### Provided data
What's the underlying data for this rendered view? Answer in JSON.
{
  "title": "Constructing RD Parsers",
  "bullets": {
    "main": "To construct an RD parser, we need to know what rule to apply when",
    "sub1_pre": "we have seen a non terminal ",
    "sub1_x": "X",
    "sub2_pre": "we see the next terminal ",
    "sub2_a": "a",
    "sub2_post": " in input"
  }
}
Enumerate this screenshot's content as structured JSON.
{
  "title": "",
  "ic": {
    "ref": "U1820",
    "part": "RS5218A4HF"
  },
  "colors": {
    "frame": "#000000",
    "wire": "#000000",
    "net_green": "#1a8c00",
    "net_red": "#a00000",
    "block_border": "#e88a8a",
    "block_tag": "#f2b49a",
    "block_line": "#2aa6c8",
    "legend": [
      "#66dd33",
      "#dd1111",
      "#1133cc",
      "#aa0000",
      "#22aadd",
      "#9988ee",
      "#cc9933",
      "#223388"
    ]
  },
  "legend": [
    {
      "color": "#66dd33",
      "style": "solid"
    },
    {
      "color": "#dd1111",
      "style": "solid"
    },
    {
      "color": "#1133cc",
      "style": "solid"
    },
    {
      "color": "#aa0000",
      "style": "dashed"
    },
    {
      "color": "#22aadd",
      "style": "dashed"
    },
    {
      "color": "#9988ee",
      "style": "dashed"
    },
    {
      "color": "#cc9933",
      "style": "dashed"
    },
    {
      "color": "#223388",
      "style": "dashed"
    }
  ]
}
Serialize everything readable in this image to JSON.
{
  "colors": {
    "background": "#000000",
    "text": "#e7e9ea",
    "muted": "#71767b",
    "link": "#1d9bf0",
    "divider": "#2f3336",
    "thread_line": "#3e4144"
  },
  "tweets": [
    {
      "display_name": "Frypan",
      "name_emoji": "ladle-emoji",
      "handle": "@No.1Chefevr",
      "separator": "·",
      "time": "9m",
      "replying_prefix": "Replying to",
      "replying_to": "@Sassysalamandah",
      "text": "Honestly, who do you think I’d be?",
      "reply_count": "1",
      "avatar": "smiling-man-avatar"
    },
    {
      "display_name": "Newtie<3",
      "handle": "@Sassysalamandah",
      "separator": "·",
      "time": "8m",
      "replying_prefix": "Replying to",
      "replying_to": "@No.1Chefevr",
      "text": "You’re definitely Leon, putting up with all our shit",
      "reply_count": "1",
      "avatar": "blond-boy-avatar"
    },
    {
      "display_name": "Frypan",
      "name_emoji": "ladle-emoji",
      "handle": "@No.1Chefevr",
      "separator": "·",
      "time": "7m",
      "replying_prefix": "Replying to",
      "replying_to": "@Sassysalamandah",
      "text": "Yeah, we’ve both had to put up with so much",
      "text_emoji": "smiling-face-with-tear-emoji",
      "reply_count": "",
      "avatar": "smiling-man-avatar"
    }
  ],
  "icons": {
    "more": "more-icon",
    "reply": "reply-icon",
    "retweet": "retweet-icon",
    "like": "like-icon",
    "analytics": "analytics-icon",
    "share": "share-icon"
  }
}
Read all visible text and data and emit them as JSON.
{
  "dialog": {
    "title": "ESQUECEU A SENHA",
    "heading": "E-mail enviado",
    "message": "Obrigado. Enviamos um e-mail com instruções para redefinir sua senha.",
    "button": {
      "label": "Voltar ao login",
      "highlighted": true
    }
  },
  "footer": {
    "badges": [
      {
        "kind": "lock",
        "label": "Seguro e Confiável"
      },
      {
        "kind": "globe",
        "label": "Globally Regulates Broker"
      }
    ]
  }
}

### Set exercise
Can you give every line above again, exactly as written?

### Answer
What's the underlying data for this rendered view? Answer in JSON.
{
  "title": "Constructing RD Parsers",
  "bullets": {
    "main": "To construct an RD parser, we need to know what rule to apply when",
    "sub1_pre": "we have seen a non terminal ",
    "sub1_x": "X",
    "sub2_pre": "we see the next terminal ",
    "sub2_a": "a",
    "sub2_post": " in input"
  }
}
Enumerate this screenshot's content as structured JSON.
{
  "title": "",
  "ic": {
    "ref": "U1820",
    "part": "RS5218A4HF"
  },
  "colors": {
    "frame": "#000000",
    "wire": "#000000",
    "net_green": "#1a8c00",
    "net_red": "#a00000",
    "block_border": "#e88a8a",
    "block_tag": "#f2b49a",
    "block_line": "#2aa6c8",
    "legend": [
      "#66dd33",
      "#dd1111",
      "#1133cc",
      "#aa0000",
      "#22aadd",
      "#9988ee",
      "#cc9933",
      "#223388"
    ]
  },
  "legend": [
    {
      "color": "#66dd33",
      "style": "solid"
    },
    {
      "color": "#dd1111",
      "style": "solid"
    },
    {
      "color": "#1133cc",
      "style": "solid"
    },
    {
      "color": "#aa0000",
      "style": "dashed"
    },
    {
      "color": "#22aadd",
      "style": "dashed"
    },
    {
      "color": "#9988ee",
      "style": "dashed"
    },
    {
      "color": "#cc9933",
      "style": "dashed"
    },
    {
      "color": "#223388",
      "style": "dashed"
    }
  ]
}
Serialize everything readable in this image to JSON.
{
  "colors": {
    "background": "#000000",
    "text": "#e7e9ea",
    "muted": "#71767b",
    "link": "#1d9bf0",
    "divider": "#2f3336",
    "thread_line": "#3e4144"
  },
  "tweets": [
    {
      "display_name": "Frypan",
      "name_emoji": "ladle-emoji",
      "handle": "@No.1Chefevr",
      "separator": "·",
      "time": "9m",
      "replying_prefix": "Replying to",
      "replying_to": "@Sassysalamandah",
      "text": "Honestly, who do you think I’d be?",
      "reply_count": "1",
      "avatar": "smiling-man-avatar"
    },
    {
      "display_name": "Newtie<3",
      "handle": "@Sassysalamandah",
      "separator": "·",
      "time": "8m",
      "replying_prefix": "Replying to",
      "replying_to": "@No.1Chefevr",
      "text": "You’re definitely Leon, putting up with all our shit",
      "reply_count": "1",
      "avatar": "blond-boy-avatar"
    },
    {
      "display_name": "Frypan",
      "name_emoji": "ladle-emoji",
      "handle": "@No.1Chefevr",
      "separator": "·",
      "time": "7m",
      "replying_prefix": "Replying to",
      "replying_to": "@Sassysalamandah",
      "text": "Yeah, we’ve both had to put up with so much",
      "text_emoji": "smiling-face-with-tear-emoji",
      "reply_count": "",
      "avatar": "smiling-man-avatar"
    }
  ],
  "icons": {
    "more": "more-icon",
    "reply": "reply-icon",
    "retweet": "retweet-icon",
    "like": "like-icon",
    "analytics": "analytics-icon",
    "share": "share-icon"
  }
}
Read all visible text and data and emit them as JSON.
{
  "dialog": {
    "title": "ESQUECEU A SENHA",
    "heading": "E-mail enviado",
    "message": "Obrigado. Enviamos um e-mail com instruções para redefinir sua senha.",
    "button": {
      "label": "Voltar ao login",
      "highlighted": true
    }
  },
  "footer": {
    "badges": [
      {
        "kind": "lock",
        "label": "Seguro e Confiável"
      },
      {
        "kind": "globe",
        "label": "Globally Regulates Broker"
      }
    ]
  }
}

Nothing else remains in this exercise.